(Work to complete): Determine how many lines include the word "Dijkstra", then give that number and nothing more.

(Data for processing):
--------
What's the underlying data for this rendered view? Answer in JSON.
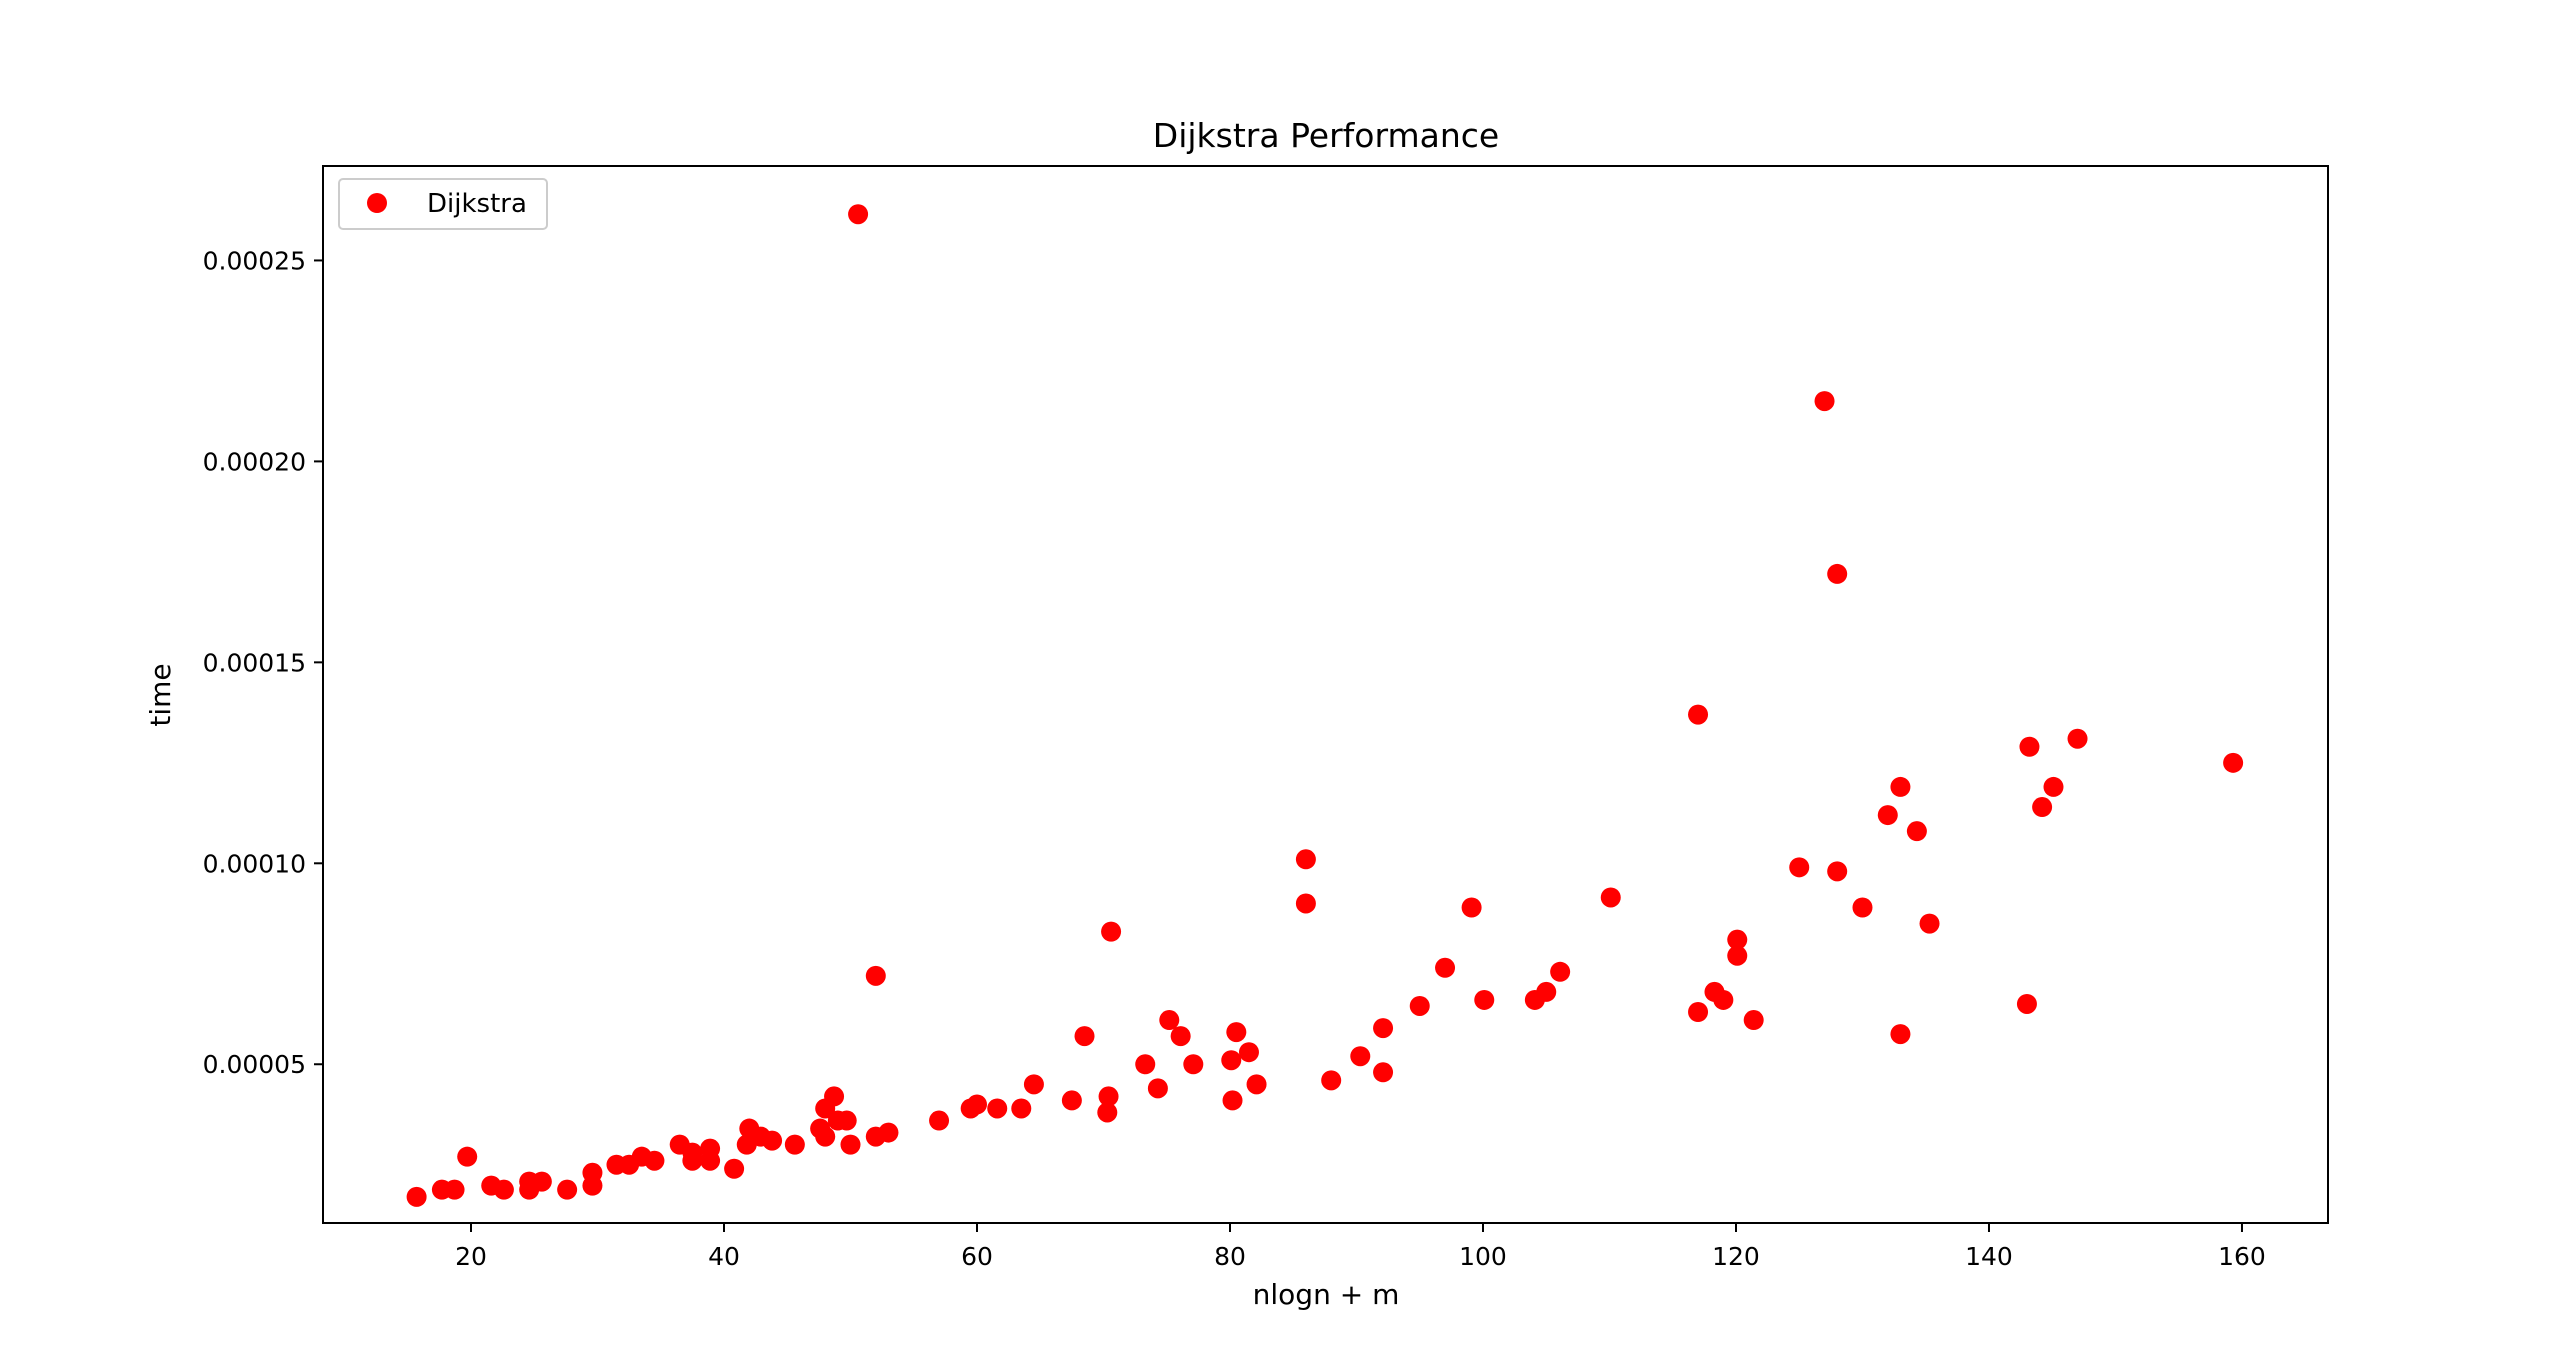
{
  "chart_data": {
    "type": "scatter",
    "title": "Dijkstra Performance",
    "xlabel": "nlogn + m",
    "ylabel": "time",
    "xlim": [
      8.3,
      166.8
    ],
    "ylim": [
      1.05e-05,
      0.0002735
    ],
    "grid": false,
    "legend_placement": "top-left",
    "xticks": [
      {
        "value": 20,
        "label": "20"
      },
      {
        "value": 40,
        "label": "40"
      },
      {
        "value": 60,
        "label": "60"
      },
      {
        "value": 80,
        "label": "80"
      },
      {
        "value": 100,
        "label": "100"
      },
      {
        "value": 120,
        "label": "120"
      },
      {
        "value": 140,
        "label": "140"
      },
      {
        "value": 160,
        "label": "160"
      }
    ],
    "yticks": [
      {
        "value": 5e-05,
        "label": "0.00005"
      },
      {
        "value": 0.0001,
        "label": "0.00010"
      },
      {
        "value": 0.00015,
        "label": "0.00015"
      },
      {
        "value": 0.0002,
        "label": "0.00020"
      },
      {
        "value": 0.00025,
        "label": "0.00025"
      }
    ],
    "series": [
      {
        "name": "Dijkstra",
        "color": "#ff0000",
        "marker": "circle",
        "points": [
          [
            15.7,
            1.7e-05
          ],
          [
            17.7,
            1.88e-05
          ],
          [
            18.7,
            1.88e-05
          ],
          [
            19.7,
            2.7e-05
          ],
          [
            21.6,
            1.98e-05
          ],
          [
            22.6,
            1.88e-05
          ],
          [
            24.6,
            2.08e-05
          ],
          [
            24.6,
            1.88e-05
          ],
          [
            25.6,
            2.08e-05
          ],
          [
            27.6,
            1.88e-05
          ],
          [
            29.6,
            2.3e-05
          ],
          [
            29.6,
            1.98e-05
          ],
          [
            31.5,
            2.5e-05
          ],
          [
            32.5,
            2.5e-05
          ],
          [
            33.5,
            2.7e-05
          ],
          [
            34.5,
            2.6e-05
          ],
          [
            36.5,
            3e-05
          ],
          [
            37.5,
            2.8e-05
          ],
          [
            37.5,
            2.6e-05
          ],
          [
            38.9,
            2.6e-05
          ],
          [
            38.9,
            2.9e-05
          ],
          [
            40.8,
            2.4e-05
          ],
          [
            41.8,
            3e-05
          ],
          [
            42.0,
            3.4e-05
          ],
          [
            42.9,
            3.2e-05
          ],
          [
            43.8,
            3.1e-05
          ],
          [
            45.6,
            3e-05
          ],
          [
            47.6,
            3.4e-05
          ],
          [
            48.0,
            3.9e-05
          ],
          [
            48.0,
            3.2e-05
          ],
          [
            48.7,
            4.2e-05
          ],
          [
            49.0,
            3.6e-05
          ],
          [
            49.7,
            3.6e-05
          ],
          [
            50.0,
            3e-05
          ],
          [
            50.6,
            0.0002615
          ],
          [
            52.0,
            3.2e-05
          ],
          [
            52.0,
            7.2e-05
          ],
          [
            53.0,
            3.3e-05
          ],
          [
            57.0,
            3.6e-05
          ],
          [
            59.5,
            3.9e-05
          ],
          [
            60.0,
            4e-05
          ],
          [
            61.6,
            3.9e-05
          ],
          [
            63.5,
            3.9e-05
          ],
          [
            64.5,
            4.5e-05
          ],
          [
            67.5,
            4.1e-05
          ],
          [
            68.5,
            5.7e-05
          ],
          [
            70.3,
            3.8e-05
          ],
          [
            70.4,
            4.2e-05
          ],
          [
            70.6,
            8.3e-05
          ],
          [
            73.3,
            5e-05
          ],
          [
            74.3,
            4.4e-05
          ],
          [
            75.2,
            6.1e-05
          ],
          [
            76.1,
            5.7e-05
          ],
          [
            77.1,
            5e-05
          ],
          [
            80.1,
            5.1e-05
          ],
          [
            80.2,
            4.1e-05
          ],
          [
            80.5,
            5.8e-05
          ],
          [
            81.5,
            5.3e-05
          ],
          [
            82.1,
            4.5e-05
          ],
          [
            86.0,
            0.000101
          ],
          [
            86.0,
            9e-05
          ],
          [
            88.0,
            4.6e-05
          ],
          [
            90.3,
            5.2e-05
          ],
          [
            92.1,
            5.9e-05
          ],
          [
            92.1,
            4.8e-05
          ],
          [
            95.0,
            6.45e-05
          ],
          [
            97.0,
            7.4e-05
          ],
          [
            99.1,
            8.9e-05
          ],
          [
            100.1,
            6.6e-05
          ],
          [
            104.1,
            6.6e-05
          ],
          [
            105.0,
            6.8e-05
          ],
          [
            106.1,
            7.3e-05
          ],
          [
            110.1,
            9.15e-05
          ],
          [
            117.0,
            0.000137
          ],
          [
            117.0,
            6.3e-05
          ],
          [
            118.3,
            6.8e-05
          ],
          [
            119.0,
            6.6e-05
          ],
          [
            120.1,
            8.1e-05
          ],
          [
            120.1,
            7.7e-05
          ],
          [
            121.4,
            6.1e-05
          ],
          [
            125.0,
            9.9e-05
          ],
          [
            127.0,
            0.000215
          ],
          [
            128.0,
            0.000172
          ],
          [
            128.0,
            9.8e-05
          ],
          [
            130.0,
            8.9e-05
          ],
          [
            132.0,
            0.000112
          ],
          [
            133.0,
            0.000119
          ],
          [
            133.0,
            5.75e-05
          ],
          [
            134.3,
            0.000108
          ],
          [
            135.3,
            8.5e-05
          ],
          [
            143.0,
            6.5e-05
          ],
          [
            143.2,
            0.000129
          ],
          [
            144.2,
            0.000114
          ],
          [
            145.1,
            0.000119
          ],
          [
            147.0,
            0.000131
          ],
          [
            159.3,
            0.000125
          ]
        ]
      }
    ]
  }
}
--------
(Answer): 2